== Written exercise ==
Every record below should be written out exactly; pictures stay out.

== Data excerpts ==
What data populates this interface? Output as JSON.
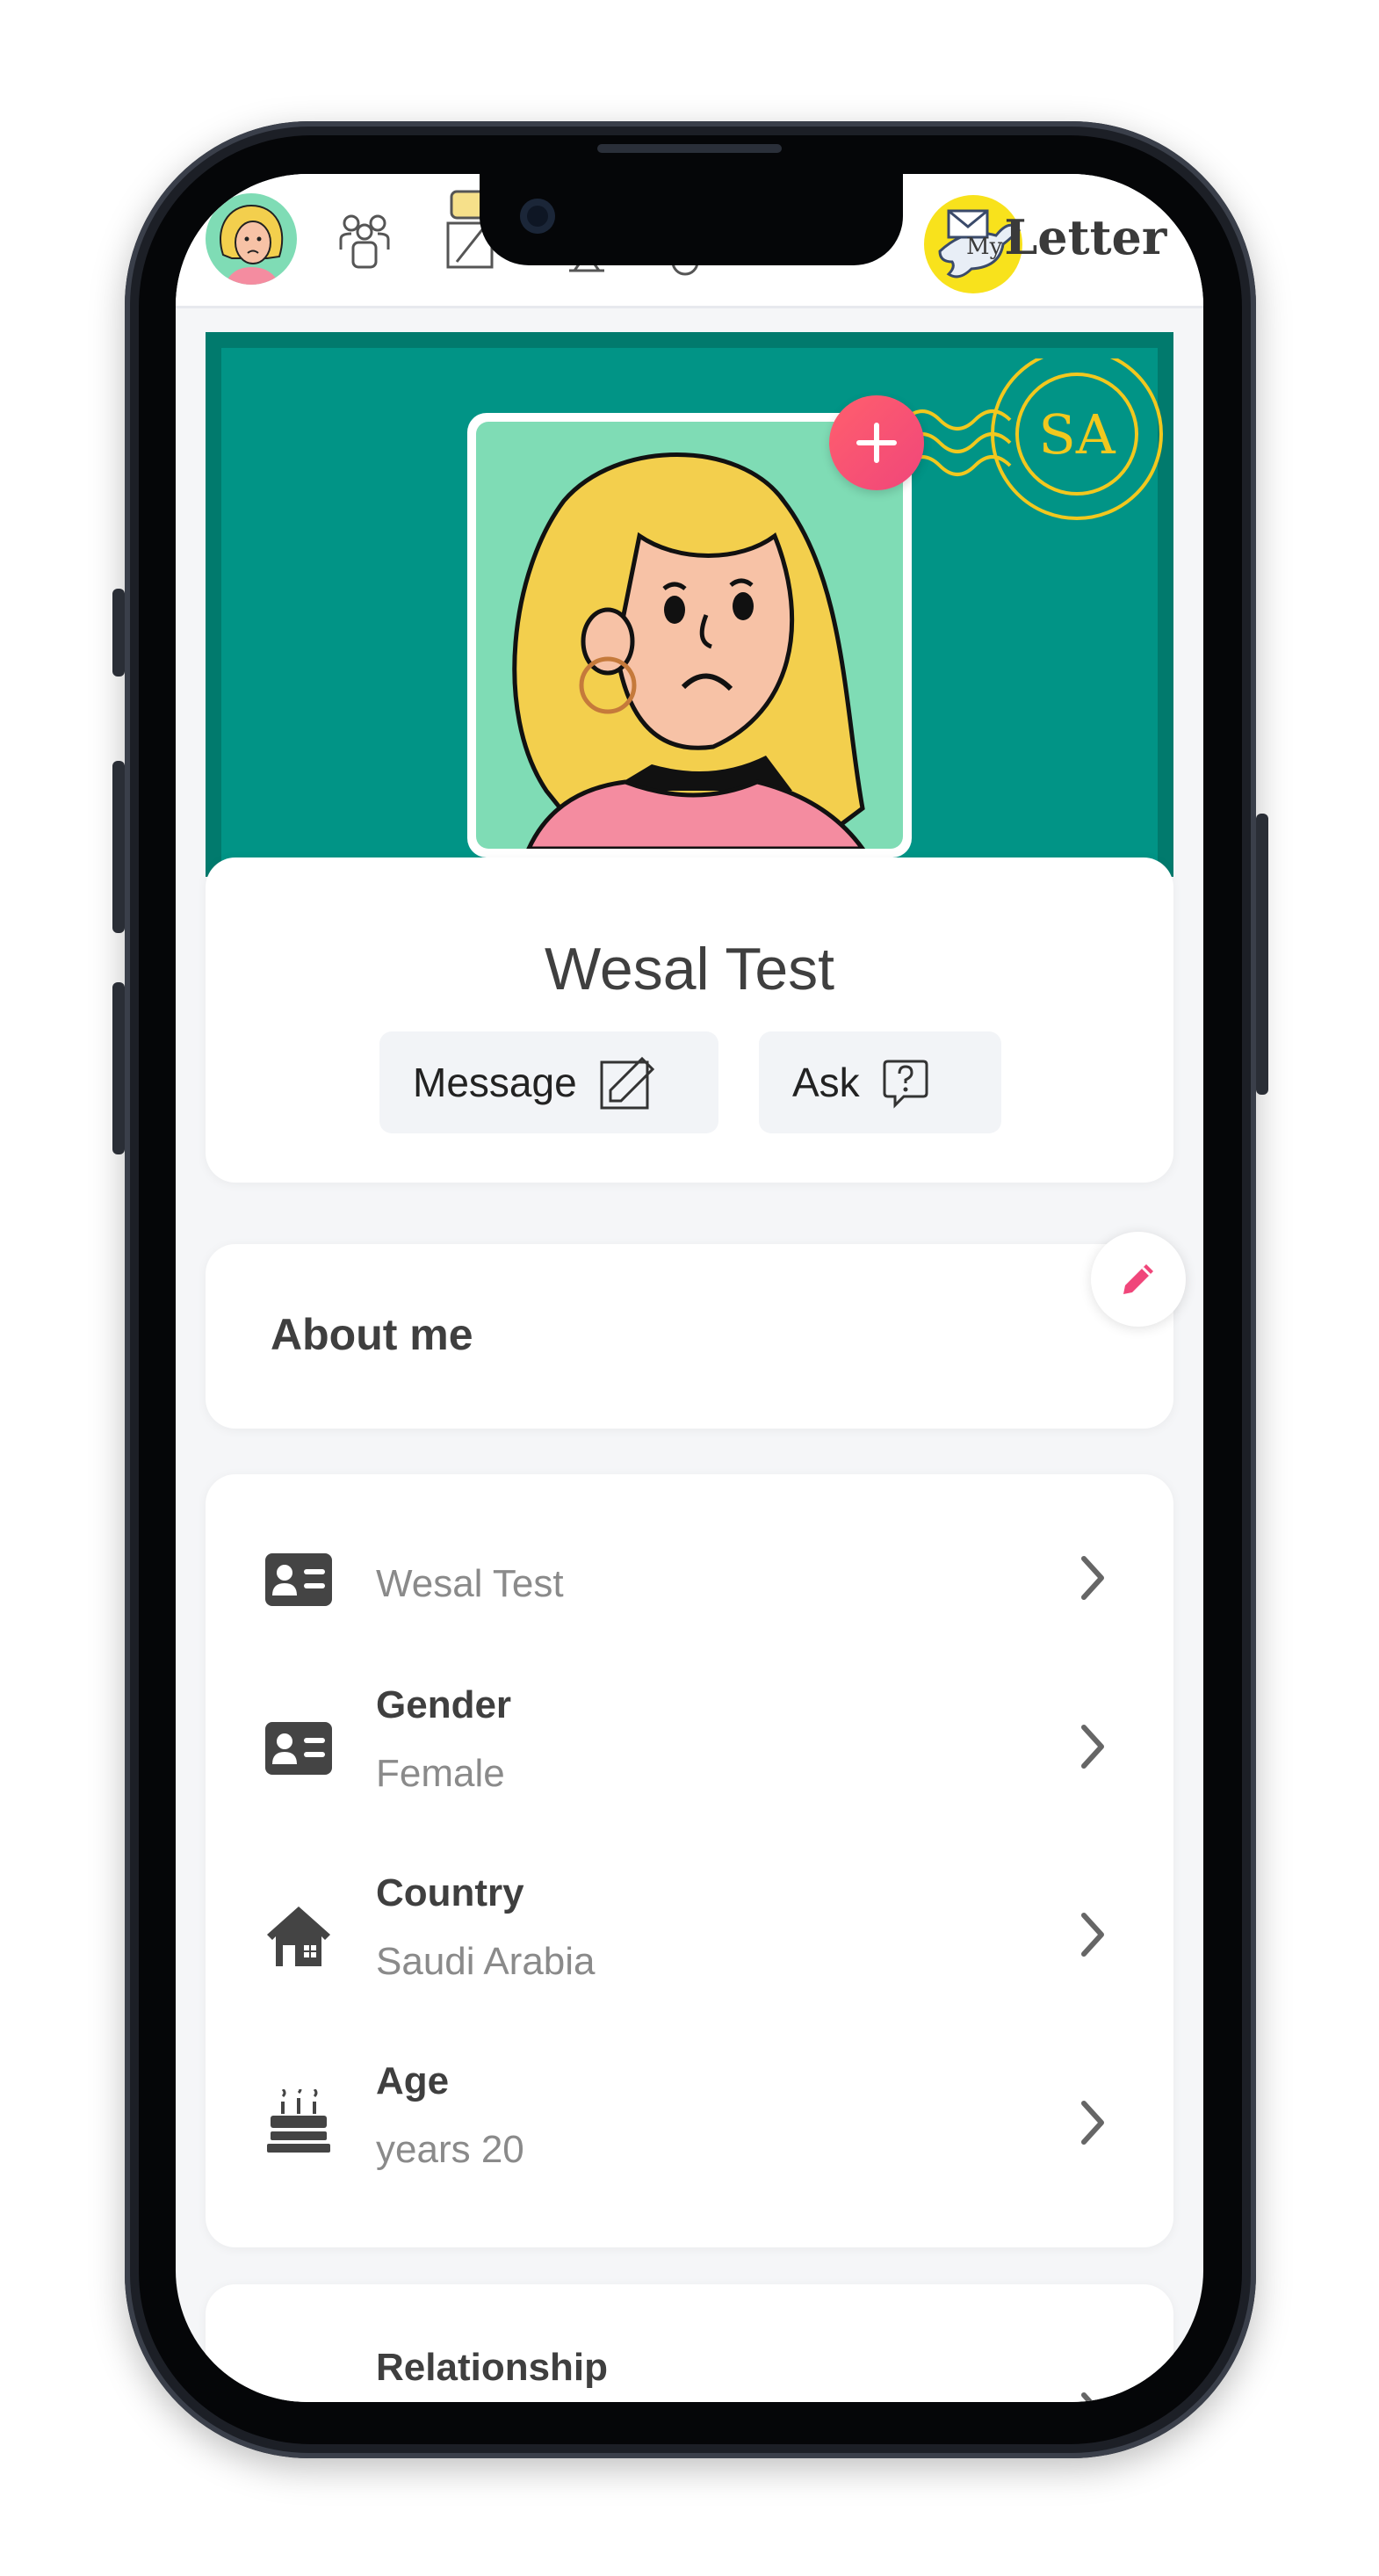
{
  "header": {
    "brand_prefix": "My",
    "brand_name": "Letter"
  },
  "profile": {
    "name": "Wesal Test",
    "message_label": "Message",
    "ask_label": "Ask",
    "stamp_code": "SA"
  },
  "about": {
    "title": "About me"
  },
  "info": {
    "items": [
      {
        "label": "",
        "value": "Wesal Test",
        "icon": "id-card-icon"
      },
      {
        "label": "Gender",
        "value": "Female",
        "icon": "id-card-icon"
      },
      {
        "label": "Country",
        "value": "Saudi Arabia",
        "icon": "house-icon"
      },
      {
        "label": "Age",
        "value": "years 20",
        "icon": "birthday-cake-icon"
      }
    ]
  },
  "relationship": {
    "label": "Relationship"
  },
  "colors": {
    "cover": "#019486",
    "accent": "#f0467a",
    "avatar_bg": "#7fdcb5"
  }
}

== Exercise answer ==
What data populates this interface? Output as JSON.
{
  "header": {
    "brand_prefix": "My",
    "brand_name": "Letter"
  },
  "profile": {
    "name": "Wesal Test",
    "message_label": "Message",
    "ask_label": "Ask",
    "stamp_code": "SA"
  },
  "about": {
    "title": "About me"
  },
  "info": {
    "items": [
      {
        "label": "",
        "value": "Wesal Test",
        "icon": "id-card-icon"
      },
      {
        "label": "Gender",
        "value": "Female",
        "icon": "id-card-icon"
      },
      {
        "label": "Country",
        "value": "Saudi Arabia",
        "icon": "house-icon"
      },
      {
        "label": "Age",
        "value": "years 20",
        "icon": "birthday-cake-icon"
      }
    ]
  },
  "relationship": {
    "label": "Relationship"
  },
  "colors": {
    "cover": "#019486",
    "accent": "#f0467a",
    "avatar_bg": "#7fdcb5"
  }
}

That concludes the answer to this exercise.